Rows from a figure dataset:
------------------------------------------------

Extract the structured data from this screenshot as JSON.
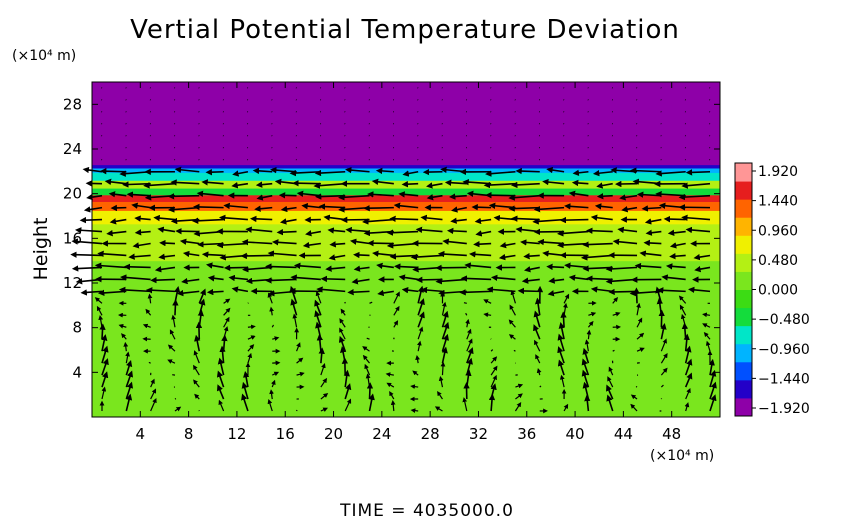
{
  "chart_data": {
    "type": "heatmap",
    "title": "Vertial Potential Temperature Deviation",
    "ylabel": "Height",
    "x_unit": "(×10⁴ m)",
    "y_unit": "(×10⁴ m)",
    "xlim": [
      0,
      52
    ],
    "ylim": [
      0,
      30
    ],
    "x_ticks": [
      4,
      8,
      12,
      16,
      20,
      24,
      28,
      32,
      36,
      40,
      44,
      48
    ],
    "y_ticks": [
      4,
      8,
      12,
      16,
      20,
      24,
      28
    ],
    "colorbar": {
      "ticks": [
        "1.920",
        "1.440",
        "0.960",
        "0.480",
        "0.000",
        "−0.480",
        "−0.960",
        "−1.440",
        "−1.920"
      ],
      "range": [
        -1.92,
        1.92
      ],
      "colors": [
        "#8e00a8",
        "#2300c8",
        "#0050ff",
        "#00b4ff",
        "#00e6c8",
        "#14dc3c",
        "#3cdc14",
        "#7ae61e",
        "#b4f014",
        "#f0f000",
        "#ffb400",
        "#ff6400",
        "#e61e1e",
        "#ff9696"
      ]
    },
    "bands": [
      {
        "y0": 0,
        "y1": 11,
        "value": 0.0
      },
      {
        "y0": 11,
        "y1": 14,
        "value": 0.22
      },
      {
        "y0": 14,
        "y1": 17.3,
        "value": 0.36
      },
      {
        "y0": 17.3,
        "y1": 18.5,
        "value": 0.8
      },
      {
        "y0": 18.5,
        "y1": 19.3,
        "value": 1.2
      },
      {
        "y0": 19.3,
        "y1": 19.9,
        "value": 1.6
      },
      {
        "y0": 19.9,
        "y1": 20.5,
        "value": -0.3
      },
      {
        "y0": 20.5,
        "y1": 21.2,
        "value": 0.5
      },
      {
        "y0": 21.2,
        "y1": 21.9,
        "value": -0.55
      },
      {
        "y0": 21.9,
        "y1": 22.3,
        "value": -1.05
      },
      {
        "y0": 22.3,
        "y1": 22.6,
        "value": -1.6
      },
      {
        "y0": 22.6,
        "y1": 30,
        "value": -1.92
      }
    ],
    "footer": "TIME  =  4035000.0"
  }
}
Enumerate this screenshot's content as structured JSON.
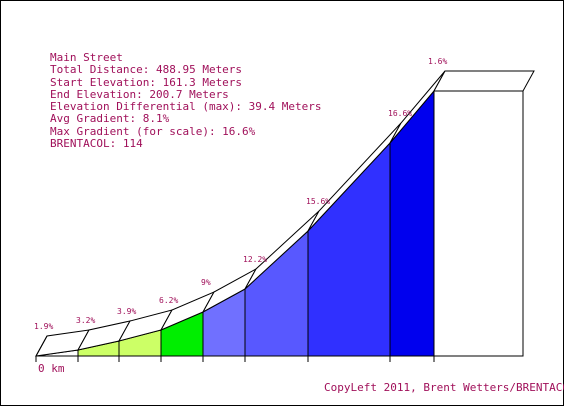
{
  "info": {
    "street": "Main Street",
    "total_distance": "Total Distance: 488.95 Meters",
    "start_elevation": "Start Elevation: 161.3 Meters",
    "end_elevation": "End Elevation: 200.7 Meters",
    "elevation_differential": "Elevation Differential (max): 39.4 Meters",
    "avg_gradient": "Avg Gradient: 8.1%",
    "max_gradient": "Max Gradient (for scale): 16.6%",
    "brentacol": "BRENTACOL: 114"
  },
  "footer": {
    "copyleft": "CopyLeft 2011, Brent Wetters/BRENTACOL"
  },
  "colors": {
    "text": "#a0105a",
    "gradient_0_2": "#ffffff",
    "gradient_3_4": "#ccff66",
    "gradient_6": "#00ee00",
    "gradient_9": "#7070ff",
    "gradient_12": "#5858ff",
    "gradient_15": "#3030ff",
    "gradient_16": "#0000ee"
  },
  "chart_data": {
    "type": "area",
    "start_label": "0 km",
    "segments": [
      {
        "gradient": 1.9,
        "label": "1.9%",
        "color": "#ffffff"
      },
      {
        "gradient": 3.2,
        "label": "3.2%",
        "color": "#ccff66"
      },
      {
        "gradient": 3.9,
        "label": "3.9%",
        "color": "#ccff66"
      },
      {
        "gradient": 6.2,
        "label": "6.2%",
        "color": "#00ee00"
      },
      {
        "gradient": 9,
        "label": "9%",
        "color": "#7070ff"
      },
      {
        "gradient": 12.2,
        "label": "12.2%",
        "color": "#5858ff"
      },
      {
        "gradient": 15.6,
        "label": "15.6%",
        "color": "#3030ff"
      },
      {
        "gradient": 16.6,
        "label": "16.6%",
        "color": "#0000ee"
      },
      {
        "gradient": 1.6,
        "label": "1.6%",
        "color": "#ffffff"
      }
    ]
  }
}
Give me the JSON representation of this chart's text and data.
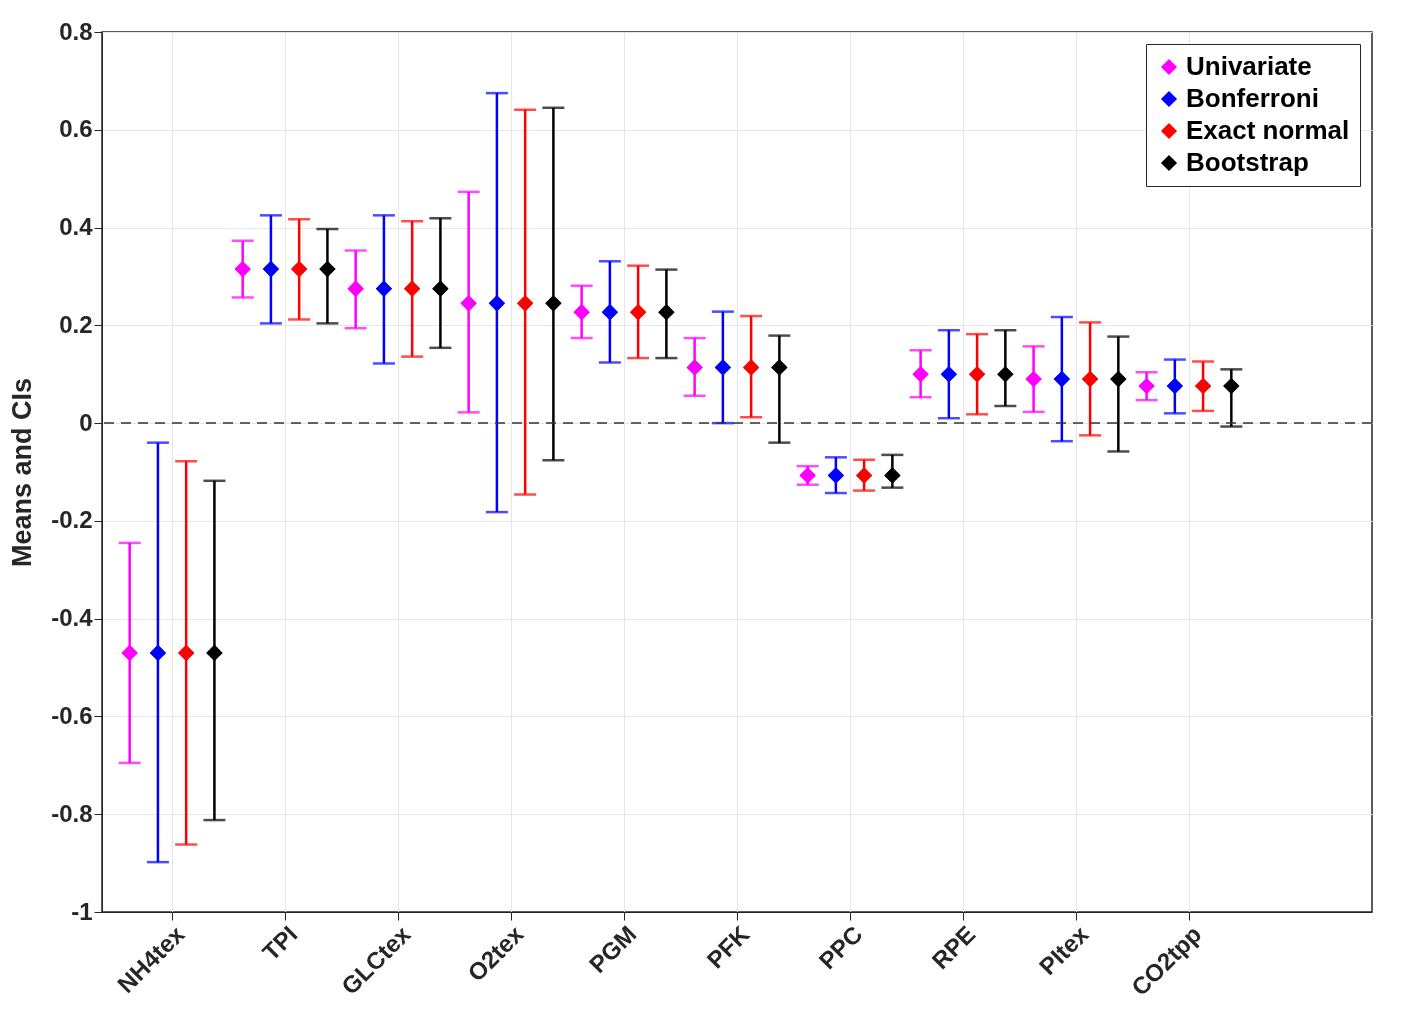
{
  "chart_data": {
    "type": "scatter",
    "ylabel": "Means and CIs",
    "categories": [
      "NH4tex",
      "TPI",
      "GLCtex",
      "O2tex",
      "PGM",
      "PFK",
      "PPC",
      "RPE",
      "PItex",
      "CO2tpp"
    ],
    "ylim": [
      -1,
      0.8
    ],
    "yticks": [
      -1,
      -0.8,
      -0.6,
      -0.4,
      -0.2,
      0,
      0.2,
      0.4,
      0.6,
      0.8
    ],
    "grid": true,
    "legend": "top right",
    "marker": "diamond",
    "ref_lines": [
      {
        "axis": "y",
        "value": 0,
        "line_style": "dashed",
        "color": "#333333"
      }
    ],
    "series": [
      {
        "name": "Univariate",
        "color": "#ff00ff",
        "values": [
          -0.47,
          0.315,
          0.275,
          0.245,
          0.227,
          0.114,
          -0.107,
          0.1,
          0.09,
          0.076
        ],
        "errors": [
          [
            -0.695,
            -0.245
          ],
          [
            0.257,
            0.373
          ],
          [
            0.194,
            0.353
          ],
          [
            0.022,
            0.473
          ],
          [
            0.174,
            0.281
          ],
          [
            0.056,
            0.174
          ],
          [
            -0.126,
            -0.088
          ],
          [
            0.053,
            0.149
          ],
          [
            0.023,
            0.157
          ],
          [
            0.047,
            0.104
          ]
        ]
      },
      {
        "name": "Bonferroni",
        "color": "#0000ff",
        "values": [
          -0.47,
          0.315,
          0.275,
          0.245,
          0.227,
          0.114,
          -0.107,
          0.1,
          0.09,
          0.076
        ],
        "errors": [
          [
            -0.898,
            -0.04
          ],
          [
            0.204,
            0.425
          ],
          [
            0.122,
            0.425
          ],
          [
            -0.182,
            0.675
          ],
          [
            0.124,
            0.331
          ],
          [
            0.0,
            0.228
          ],
          [
            -0.143,
            -0.07
          ],
          [
            0.01,
            0.19
          ],
          [
            -0.037,
            0.217
          ],
          [
            0.02,
            0.13
          ]
        ]
      },
      {
        "name": "Exact normal",
        "color": "#ff0000",
        "values": [
          -0.47,
          0.315,
          0.275,
          0.245,
          0.227,
          0.114,
          -0.107,
          0.1,
          0.09,
          0.076
        ],
        "errors": [
          [
            -0.862,
            -0.078
          ],
          [
            0.212,
            0.417
          ],
          [
            0.136,
            0.413
          ],
          [
            -0.146,
            0.641
          ],
          [
            0.133,
            0.322
          ],
          [
            0.012,
            0.219
          ],
          [
            -0.138,
            -0.075
          ],
          [
            0.018,
            0.182
          ],
          [
            -0.025,
            0.206
          ],
          [
            0.025,
            0.126
          ]
        ]
      },
      {
        "name": "Bootstrap",
        "color": "#000000",
        "values": [
          -0.47,
          0.315,
          0.275,
          0.245,
          0.227,
          0.114,
          -0.107,
          0.1,
          0.09,
          0.076
        ],
        "errors": [
          [
            -0.812,
            -0.118
          ],
          [
            0.204,
            0.397
          ],
          [
            0.154,
            0.419
          ],
          [
            -0.076,
            0.645
          ],
          [
            0.133,
            0.314
          ],
          [
            -0.04,
            0.179
          ],
          [
            -0.132,
            -0.065
          ],
          [
            0.035,
            0.19
          ],
          [
            -0.058,
            0.177
          ],
          [
            -0.007,
            0.11
          ]
        ]
      }
    ]
  }
}
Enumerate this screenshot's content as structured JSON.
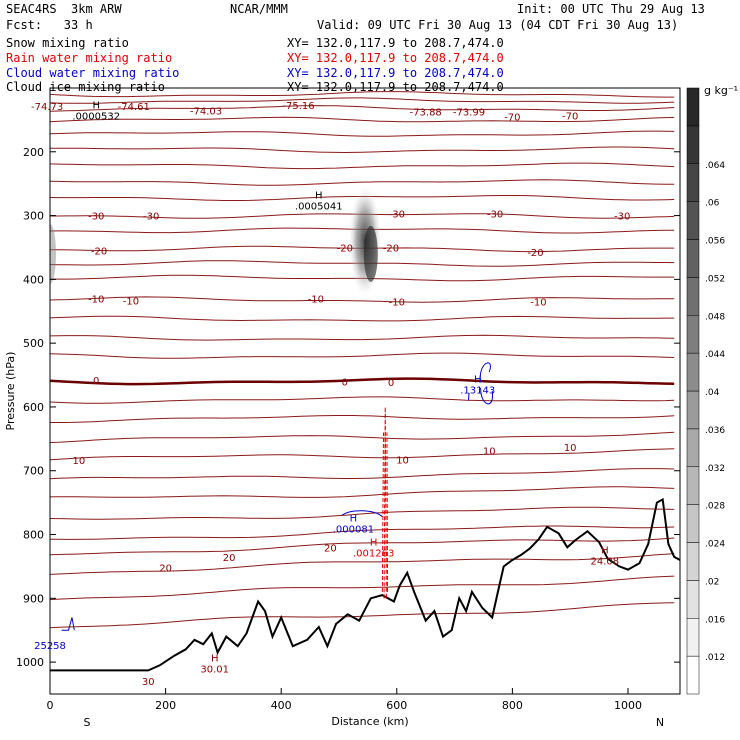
{
  "header": {
    "model": "SEAC4RS  3km ARW",
    "org": "NCAR/MMM",
    "init": "Init: 00 UTC Thu 29 Aug 13",
    "fcst": "Fcst:   33 h",
    "valid": "Valid: 09 UTC Fri 30 Aug 13 (04 CDT Fri 30 Aug 13)"
  },
  "fields": [
    {
      "name": "Snow mixing ratio",
      "xy": "XY= 132.0,117.9 to 208.7,474.0",
      "color": "#000000"
    },
    {
      "name": "Rain water mixing ratio",
      "xy": "XY= 132.0,117.9 to 208.7,474.0",
      "color": "#e00000"
    },
    {
      "name": "Cloud water mixing ratio",
      "xy": "XY= 132.0,117.9 to 208.7,474.0",
      "color": "#0000cc"
    },
    {
      "name": "Cloud ice mixing ratio",
      "xy": "XY= 132.0,117.9 to 208.7,474.0",
      "color": "#000000"
    }
  ],
  "colorbar": {
    "unit": "g kg⁻¹",
    "labels": [
      ".012",
      ".016",
      ".02",
      ".024",
      ".028",
      ".032",
      ".036",
      ".04",
      ".044",
      ".048",
      ".052",
      ".056",
      ".06",
      ".064"
    ]
  },
  "chart_data": {
    "type": "contour cross-section",
    "xlabel": "Distance (km)",
    "ylabel": "Pressure (hPa)",
    "xlim": [
      0,
      1090
    ],
    "ylim": [
      1050,
      100
    ],
    "xticks": [
      0,
      200,
      400,
      600,
      800,
      1000
    ],
    "yticks": [
      200,
      300,
      400,
      500,
      600,
      700,
      800,
      900,
      1000
    ],
    "left_end": "S",
    "right_end": "N",
    "temperature_levels": [
      -70,
      -60,
      -50,
      -40,
      -30,
      -20,
      -10,
      0,
      10,
      20,
      30
    ],
    "temperature_contour_labels": [
      {
        "text": "-74.73",
        "x": -5,
        "p": 128
      },
      {
        "text": "-74.61",
        "x": 145,
        "p": 128
      },
      {
        "text": "-74.03",
        "x": 270,
        "p": 135
      },
      {
        "text": "-75.16",
        "x": 430,
        "p": 127
      },
      {
        "text": "-73.88",
        "x": 650,
        "p": 137
      },
      {
        "text": "-73.99",
        "x": 725,
        "p": 137
      },
      {
        "text": "-70",
        "x": 800,
        "p": 145
      },
      {
        "text": "-70",
        "x": 900,
        "p": 143
      },
      {
        "text": "-30",
        "x": 80,
        "p": 300
      },
      {
        "text": "-30",
        "x": 175,
        "p": 300
      },
      {
        "text": "-30",
        "x": 600,
        "p": 297
      },
      {
        "text": "-30",
        "x": 770,
        "p": 297
      },
      {
        "text": "-30",
        "x": 990,
        "p": 300
      },
      {
        "text": "-20",
        "x": 85,
        "p": 355
      },
      {
        "text": "-20",
        "x": 510,
        "p": 350
      },
      {
        "text": "-20",
        "x": 590,
        "p": 350
      },
      {
        "text": "-20",
        "x": 840,
        "p": 357
      },
      {
        "text": "-10",
        "x": 80,
        "p": 430
      },
      {
        "text": "-10",
        "x": 140,
        "p": 433
      },
      {
        "text": "-10",
        "x": 460,
        "p": 430
      },
      {
        "text": "-10",
        "x": 600,
        "p": 435
      },
      {
        "text": "-10",
        "x": 845,
        "p": 435
      },
      {
        "text": "0",
        "x": 80,
        "p": 558
      },
      {
        "text": "0",
        "x": 510,
        "p": 560
      },
      {
        "text": "0",
        "x": 590,
        "p": 561
      },
      {
        "text": "10",
        "x": 50,
        "p": 683
      },
      {
        "text": "10",
        "x": 610,
        "p": 682
      },
      {
        "text": "10",
        "x": 760,
        "p": 668
      },
      {
        "text": "10",
        "x": 900,
        "p": 663
      },
      {
        "text": "20",
        "x": 200,
        "p": 852
      },
      {
        "text": "20",
        "x": 310,
        "p": 835
      },
      {
        "text": "20",
        "x": 485,
        "p": 820
      },
      {
        "text": "30",
        "x": 170,
        "p": 1030
      }
    ],
    "maxima": [
      {
        "label": "H",
        "value": ".0000532",
        "x": 80,
        "p": 135,
        "color": "#000000"
      },
      {
        "label": "H",
        "value": ".0005041",
        "x": 465,
        "p": 276,
        "color": "#000000"
      },
      {
        "label": "H",
        "value": ".13143",
        "x": 740,
        "p": 565,
        "color": "#0000cc"
      },
      {
        "label": "H",
        "value": ".000081",
        "x": 525,
        "p": 783,
        "color": "#0000cc"
      },
      {
        "label": "H",
        "value": ".001263",
        "x": 560,
        "p": 820,
        "color": "#e00000"
      },
      {
        "label": "H",
        "value": "24.08",
        "x": 960,
        "p": 833,
        "color": "#8b0000"
      },
      {
        "label": "H",
        "value": "30.01",
        "x": 285,
        "p": 1002,
        "color": "#8b0000"
      },
      {
        "label": "",
        "value": "25258",
        "x": 0,
        "p": 965,
        "color": "#0000cc"
      }
    ]
  }
}
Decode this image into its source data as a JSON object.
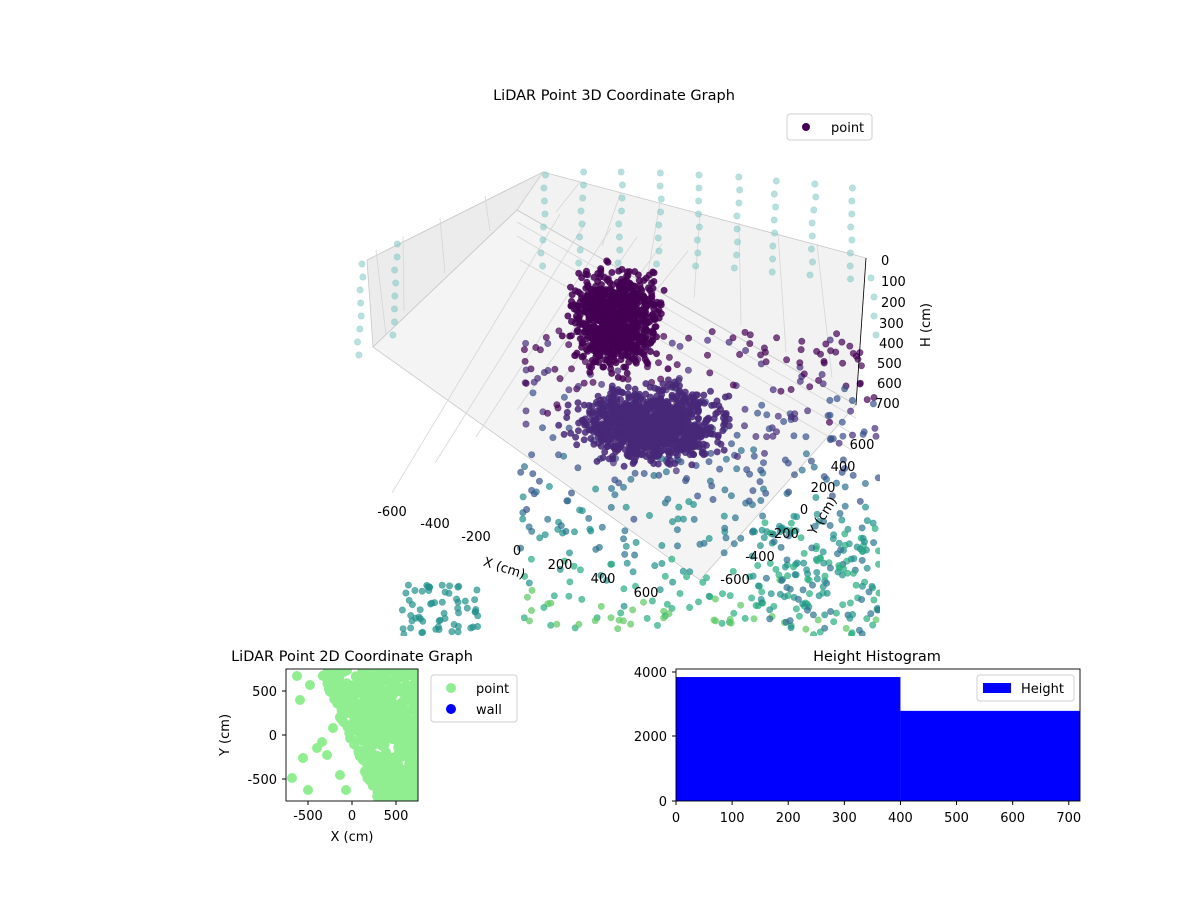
{
  "figure": {
    "top_chart": {
      "title": "LiDAR Point 3D Coordinate Graph",
      "legend": [
        "point"
      ],
      "axes": {
        "x": {
          "label": "X (cm)",
          "ticks": [
            "-600",
            "-400",
            "-200",
            "0",
            "200",
            "400",
            "600"
          ]
        },
        "y": {
          "label": "Y (cm)",
          "ticks": [
            "-600",
            "-400",
            "-200",
            "0",
            "200",
            "400",
            "600"
          ]
        },
        "z": {
          "label": "H (cm)",
          "ticks": [
            "0",
            "100",
            "200",
            "300",
            "400",
            "500",
            "600",
            "700"
          ]
        }
      }
    },
    "bottom_left": {
      "title": "LiDAR Point 2D Coordinate Graph",
      "xlabel": "X (cm)",
      "ylabel": "Y (cm)",
      "xticks": [
        "-500",
        "0",
        "500"
      ],
      "yticks": [
        "500",
        "0",
        "-500"
      ],
      "legend": [
        "point",
        "wall"
      ]
    },
    "bottom_right": {
      "title": "Height Histogram",
      "xticks": [
        "0",
        "100",
        "200",
        "300",
        "400",
        "500",
        "600",
        "700"
      ],
      "yticks": [
        "4000",
        "2000",
        "0"
      ],
      "legend": [
        "Height"
      ]
    }
  },
  "colors": {
    "point_3d_legend": "#440154",
    "point_2d": "#90EE90",
    "wall": "#0000FF",
    "histogram": "#0000FF",
    "ceiling_points": "#7fc7c4"
  },
  "chart_data": [
    {
      "type": "scatter",
      "title": "LiDAR Point 3D Coordinate Graph",
      "xlabel": "X (cm)",
      "ylabel": "Y (cm)",
      "zlabel": "H (cm)",
      "xlim": [
        -700,
        700
      ],
      "ylim": [
        -700,
        700
      ],
      "zlim": [
        0,
        700
      ],
      "z_axis_inverted": true,
      "grid": true,
      "legend": "top-right",
      "series": [
        {
          "name": "point",
          "colormap": "viridis (by height)",
          "clusters": [
            {
              "x": [
                -100,
                100
              ],
              "y": [
                -200,
                200
              ],
              "z": [
                0,
                250
              ]
            },
            {
              "x": [
                -150,
                250
              ],
              "y": [
                -100,
                300
              ],
              "z": [
                500,
                700
              ]
            }
          ]
        }
      ]
    },
    {
      "type": "scatter",
      "title": "LiDAR Point 2D Coordinate Graph",
      "xlabel": "X (cm)",
      "ylabel": "Y (cm)",
      "xlim": [
        -750,
        750
      ],
      "ylim": [
        -750,
        750
      ],
      "legend": "right",
      "series": [
        {
          "name": "point",
          "color": "#90EE90"
        },
        {
          "name": "wall",
          "color": "#0000FF"
        }
      ]
    },
    {
      "type": "bar",
      "title": "Height Histogram",
      "xlim": [
        0,
        720
      ],
      "ylim": [
        0,
        4100
      ],
      "legend": "top-right",
      "bins": [
        {
          "x0": 0,
          "x1": 400,
          "count": 3850
        },
        {
          "x0": 400,
          "x1": 720,
          "count": 2800
        }
      ],
      "series": [
        {
          "name": "Height",
          "color": "#0000FF"
        }
      ]
    }
  ]
}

------------------------------------------------

Go through the material line by line. Show each line that contains the string "Meters".

▶ **Output of the task**
    "total_distance": "Total Distance: 488.95 Meters",
    "start_elevation": "Start Elevation: 161.3 Meters",
    "end_elevation": "End Elevation: 200.7 Meters",
    "elevation_differential": "Elevation Differential (max): 39.4 Meters",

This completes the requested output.